■ THE TASK ■
Wherever the word "onları" turns up in a line of the entries, copy that line.

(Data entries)
— start —
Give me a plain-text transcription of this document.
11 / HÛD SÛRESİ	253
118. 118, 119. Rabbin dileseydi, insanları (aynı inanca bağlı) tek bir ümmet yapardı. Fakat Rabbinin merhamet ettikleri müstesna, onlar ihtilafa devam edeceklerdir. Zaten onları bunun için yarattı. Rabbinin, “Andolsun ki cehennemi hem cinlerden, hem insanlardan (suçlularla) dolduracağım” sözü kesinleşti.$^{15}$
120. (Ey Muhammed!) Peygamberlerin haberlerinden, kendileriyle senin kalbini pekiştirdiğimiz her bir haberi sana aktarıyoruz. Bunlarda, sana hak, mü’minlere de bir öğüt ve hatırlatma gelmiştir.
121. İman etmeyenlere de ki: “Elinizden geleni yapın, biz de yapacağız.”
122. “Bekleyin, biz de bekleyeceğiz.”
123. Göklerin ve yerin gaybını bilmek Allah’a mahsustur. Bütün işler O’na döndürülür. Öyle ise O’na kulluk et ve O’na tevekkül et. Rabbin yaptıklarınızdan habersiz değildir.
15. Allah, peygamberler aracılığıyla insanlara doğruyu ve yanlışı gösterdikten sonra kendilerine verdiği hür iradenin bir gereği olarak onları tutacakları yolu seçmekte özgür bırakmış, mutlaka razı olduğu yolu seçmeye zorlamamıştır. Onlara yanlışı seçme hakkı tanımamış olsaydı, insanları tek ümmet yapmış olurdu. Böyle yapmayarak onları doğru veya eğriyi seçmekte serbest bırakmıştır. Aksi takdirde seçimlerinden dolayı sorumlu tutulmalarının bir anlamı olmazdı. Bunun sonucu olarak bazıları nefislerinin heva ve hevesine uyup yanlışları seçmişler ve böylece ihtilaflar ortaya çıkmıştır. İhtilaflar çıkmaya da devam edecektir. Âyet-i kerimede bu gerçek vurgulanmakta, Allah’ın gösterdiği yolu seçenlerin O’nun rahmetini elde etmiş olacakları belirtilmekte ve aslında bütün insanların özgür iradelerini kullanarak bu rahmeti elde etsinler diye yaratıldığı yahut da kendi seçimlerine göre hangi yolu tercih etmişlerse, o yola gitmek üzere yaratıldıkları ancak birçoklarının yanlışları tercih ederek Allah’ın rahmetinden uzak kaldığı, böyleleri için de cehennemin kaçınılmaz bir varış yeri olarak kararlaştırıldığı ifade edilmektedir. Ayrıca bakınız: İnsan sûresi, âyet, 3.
— end —
■ SOLUTION BELOW ■
118. 118, 119. Rabbin dileseydi, insanları (aynı inanca bağlı) tek bir ümmet yapardı. Fakat Rabbinin merhamet ettikleri müstesna, onlar ihtilafa devam edeceklerdir. Zaten onları bunun için yarattı. Rabbinin, “Andolsun ki cehennemi hem cinlerden, hem insanlardan (suçlularla) dolduracağım” sözü kesinleşti.$^{15}$
15. Allah, peygamberler aracılığıyla insanlara doğruyu ve yanlışı gösterdikten sonra kendilerine verdiği hür iradenin bir gereği olarak onları tutacakları yolu seçmekte özgür bırakmış, mutlaka razı olduğu yolu seçmeye zorlamamıştır. Onlara yanlışı seçme hakkı tanımamış olsaydı, insanları tek ümmet yapmış olurdu. Böyle yapmayarak onları doğru veya eğriyi seçmekte serbest bırakmıştır. Aksi takdirde seçimlerinden dolayı sorumlu tutulmalarının bir anlamı olmazdı. Bunun sonucu olarak bazıları nefislerinin heva ve hevesine uyup yanlışları seçmişler ve böylece ihtilaflar ortaya çıkmıştır. İhtilaflar çıkmaya da devam edecektir. Âyet-i kerimede bu gerçek vurgulanmakta, Allah’ın gösterdiği yolu seçenlerin O’nun rahmetini elde etmiş olacakları belirtilmekte ve aslında bütün insanların özgür iradelerini kullanarak bu rahmeti elde etsinler diye yaratıldığı yahut da kendi seçimlerine göre hangi yolu tercih etmişlerse, o yola gitmek üzere yaratıldıkları ancak birçoklarının yanlışları tercih ederek Allah’ın rahmetinden uzak kaldığı, böyleleri için de cehennemin kaçınılmaz bir varış yeri olarak kararlaştırıldığı ifade edilmektedir. Ayrıca bakınız: İnsan sûresi, âyet, 3.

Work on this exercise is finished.